**THE PROBLEM**
Reproduce without changes the lines from the line with "List each element" up to and including the line with "chevron-down-icon: ▼ [1123, 364, 1134, 380]".

** Start of RECORDS FOR THE EXERCISE **

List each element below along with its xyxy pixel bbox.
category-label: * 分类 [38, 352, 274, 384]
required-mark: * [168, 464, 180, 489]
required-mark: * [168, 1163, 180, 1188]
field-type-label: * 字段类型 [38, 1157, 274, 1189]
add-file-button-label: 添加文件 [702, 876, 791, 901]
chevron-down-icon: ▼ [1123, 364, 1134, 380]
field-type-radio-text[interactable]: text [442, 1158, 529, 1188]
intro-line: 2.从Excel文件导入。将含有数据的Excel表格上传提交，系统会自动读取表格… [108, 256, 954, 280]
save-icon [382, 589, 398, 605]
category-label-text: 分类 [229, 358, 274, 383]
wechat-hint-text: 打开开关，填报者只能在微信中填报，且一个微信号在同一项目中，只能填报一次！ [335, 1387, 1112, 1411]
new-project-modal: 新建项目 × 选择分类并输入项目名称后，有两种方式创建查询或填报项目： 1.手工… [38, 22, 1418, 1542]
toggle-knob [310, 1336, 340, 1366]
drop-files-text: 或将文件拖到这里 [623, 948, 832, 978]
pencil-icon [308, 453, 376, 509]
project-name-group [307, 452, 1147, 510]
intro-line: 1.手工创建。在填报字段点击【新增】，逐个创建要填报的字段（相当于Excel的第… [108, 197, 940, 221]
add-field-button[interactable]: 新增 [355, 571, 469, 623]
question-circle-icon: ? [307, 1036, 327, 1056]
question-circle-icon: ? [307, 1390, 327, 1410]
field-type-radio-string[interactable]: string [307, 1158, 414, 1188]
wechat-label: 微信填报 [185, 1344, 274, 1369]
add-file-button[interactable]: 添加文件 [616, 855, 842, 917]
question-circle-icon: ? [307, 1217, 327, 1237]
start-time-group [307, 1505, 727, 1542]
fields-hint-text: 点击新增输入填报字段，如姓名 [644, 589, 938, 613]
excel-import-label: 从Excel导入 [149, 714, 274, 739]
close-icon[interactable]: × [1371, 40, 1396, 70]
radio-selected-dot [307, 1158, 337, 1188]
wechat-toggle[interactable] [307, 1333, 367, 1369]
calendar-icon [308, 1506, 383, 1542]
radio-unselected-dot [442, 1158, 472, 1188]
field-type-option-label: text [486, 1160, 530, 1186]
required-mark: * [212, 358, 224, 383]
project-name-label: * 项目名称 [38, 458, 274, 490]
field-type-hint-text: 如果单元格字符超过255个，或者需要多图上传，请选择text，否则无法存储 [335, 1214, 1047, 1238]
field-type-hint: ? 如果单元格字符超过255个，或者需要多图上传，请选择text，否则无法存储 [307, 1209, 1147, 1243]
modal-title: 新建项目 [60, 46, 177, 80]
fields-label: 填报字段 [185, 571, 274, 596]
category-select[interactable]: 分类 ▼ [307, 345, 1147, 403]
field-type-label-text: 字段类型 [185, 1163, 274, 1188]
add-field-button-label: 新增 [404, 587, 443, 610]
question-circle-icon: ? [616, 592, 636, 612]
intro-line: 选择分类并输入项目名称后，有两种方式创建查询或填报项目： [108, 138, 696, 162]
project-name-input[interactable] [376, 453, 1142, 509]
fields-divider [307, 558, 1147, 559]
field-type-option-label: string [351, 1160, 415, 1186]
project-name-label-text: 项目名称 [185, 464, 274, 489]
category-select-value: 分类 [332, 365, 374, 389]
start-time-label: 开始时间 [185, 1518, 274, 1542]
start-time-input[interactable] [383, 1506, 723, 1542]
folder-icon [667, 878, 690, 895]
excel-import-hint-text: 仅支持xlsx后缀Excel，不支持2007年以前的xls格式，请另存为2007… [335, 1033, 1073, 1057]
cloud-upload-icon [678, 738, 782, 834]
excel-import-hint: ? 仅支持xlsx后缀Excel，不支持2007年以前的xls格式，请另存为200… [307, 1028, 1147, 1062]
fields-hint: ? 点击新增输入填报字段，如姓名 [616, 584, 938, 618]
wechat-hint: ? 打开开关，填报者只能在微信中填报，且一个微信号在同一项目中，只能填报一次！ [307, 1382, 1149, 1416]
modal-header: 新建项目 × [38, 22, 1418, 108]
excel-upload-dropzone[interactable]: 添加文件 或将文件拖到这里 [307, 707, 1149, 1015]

** End of RECORDS FOR THE EXERCISE **
** Start of RECORDS FOR THE EXERCISE **

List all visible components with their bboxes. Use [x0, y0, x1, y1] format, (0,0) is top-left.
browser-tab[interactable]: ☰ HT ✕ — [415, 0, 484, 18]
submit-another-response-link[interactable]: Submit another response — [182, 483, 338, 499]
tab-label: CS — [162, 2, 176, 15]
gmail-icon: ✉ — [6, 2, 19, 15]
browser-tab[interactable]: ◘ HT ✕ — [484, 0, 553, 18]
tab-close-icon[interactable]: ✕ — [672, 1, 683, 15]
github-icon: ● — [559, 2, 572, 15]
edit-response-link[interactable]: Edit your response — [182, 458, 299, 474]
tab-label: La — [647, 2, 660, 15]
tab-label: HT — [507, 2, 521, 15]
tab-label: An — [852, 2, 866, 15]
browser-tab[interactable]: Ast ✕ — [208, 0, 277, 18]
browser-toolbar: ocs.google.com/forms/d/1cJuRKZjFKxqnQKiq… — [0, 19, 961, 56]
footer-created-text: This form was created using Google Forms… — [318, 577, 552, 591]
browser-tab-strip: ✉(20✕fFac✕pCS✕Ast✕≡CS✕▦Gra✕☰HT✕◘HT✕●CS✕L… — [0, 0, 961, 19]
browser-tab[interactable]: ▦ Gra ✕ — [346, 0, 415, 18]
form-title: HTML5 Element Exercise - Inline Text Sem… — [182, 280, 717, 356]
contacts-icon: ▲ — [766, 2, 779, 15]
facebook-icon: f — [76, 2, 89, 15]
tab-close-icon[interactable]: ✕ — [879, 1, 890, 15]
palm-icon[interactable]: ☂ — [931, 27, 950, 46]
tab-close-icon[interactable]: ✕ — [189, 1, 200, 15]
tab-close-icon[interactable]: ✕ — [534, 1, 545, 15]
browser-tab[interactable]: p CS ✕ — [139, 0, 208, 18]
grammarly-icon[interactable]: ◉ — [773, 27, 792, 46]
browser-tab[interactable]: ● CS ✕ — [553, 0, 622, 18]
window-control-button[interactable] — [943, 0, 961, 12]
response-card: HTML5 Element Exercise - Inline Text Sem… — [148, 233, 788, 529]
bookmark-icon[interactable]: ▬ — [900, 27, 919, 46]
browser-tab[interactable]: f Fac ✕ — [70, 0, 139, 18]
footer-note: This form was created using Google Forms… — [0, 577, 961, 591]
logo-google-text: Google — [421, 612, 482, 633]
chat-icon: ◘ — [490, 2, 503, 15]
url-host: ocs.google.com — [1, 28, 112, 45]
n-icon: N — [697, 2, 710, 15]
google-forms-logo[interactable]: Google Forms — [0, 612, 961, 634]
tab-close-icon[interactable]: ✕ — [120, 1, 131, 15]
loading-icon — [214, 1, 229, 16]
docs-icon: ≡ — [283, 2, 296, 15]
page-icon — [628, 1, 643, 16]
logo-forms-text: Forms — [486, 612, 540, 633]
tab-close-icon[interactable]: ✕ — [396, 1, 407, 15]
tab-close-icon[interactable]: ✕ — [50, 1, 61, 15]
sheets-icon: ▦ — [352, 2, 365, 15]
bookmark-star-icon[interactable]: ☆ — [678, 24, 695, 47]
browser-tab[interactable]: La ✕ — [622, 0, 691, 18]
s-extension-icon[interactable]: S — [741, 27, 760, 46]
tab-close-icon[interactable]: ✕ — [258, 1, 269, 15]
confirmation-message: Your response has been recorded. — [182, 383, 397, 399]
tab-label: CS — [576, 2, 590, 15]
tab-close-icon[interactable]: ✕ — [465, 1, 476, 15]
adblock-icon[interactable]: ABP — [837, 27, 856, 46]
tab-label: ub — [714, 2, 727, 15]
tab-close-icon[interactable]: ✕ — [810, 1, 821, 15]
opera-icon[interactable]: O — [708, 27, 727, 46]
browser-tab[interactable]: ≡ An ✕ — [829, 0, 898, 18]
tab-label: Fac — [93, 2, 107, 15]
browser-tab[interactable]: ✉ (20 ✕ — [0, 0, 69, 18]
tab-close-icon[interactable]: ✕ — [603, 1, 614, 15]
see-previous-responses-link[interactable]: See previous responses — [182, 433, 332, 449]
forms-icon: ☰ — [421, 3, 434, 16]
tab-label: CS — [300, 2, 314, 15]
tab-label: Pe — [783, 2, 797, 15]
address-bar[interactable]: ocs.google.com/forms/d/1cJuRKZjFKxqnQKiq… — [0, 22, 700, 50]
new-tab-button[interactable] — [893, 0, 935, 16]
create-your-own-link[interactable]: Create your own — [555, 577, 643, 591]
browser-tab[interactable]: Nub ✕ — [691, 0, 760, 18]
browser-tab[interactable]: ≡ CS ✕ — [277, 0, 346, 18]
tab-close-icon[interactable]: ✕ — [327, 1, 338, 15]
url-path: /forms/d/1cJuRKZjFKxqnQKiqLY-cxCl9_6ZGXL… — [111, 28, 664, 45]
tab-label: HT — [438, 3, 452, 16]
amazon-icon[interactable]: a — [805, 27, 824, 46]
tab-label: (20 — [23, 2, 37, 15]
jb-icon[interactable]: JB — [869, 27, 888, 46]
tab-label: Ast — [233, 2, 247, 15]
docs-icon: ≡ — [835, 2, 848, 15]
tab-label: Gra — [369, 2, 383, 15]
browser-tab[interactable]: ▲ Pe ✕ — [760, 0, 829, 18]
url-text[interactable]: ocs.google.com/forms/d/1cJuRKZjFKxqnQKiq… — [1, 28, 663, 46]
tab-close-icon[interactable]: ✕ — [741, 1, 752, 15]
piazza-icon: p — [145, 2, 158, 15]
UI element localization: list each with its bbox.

** End of RECORDS FOR THE EXERCISE **

**RESULT FOR THIS TASK**
List each element below along with its xyxy pixel bbox.
category-label: * 分类 [38, 352, 274, 384]
required-mark: * [168, 464, 180, 489]
required-mark: * [168, 1163, 180, 1188]
field-type-label: * 字段类型 [38, 1157, 274, 1189]
add-file-button-label: 添加文件 [702, 876, 791, 901]
chevron-down-icon: ▼ [1123, 364, 1134, 380]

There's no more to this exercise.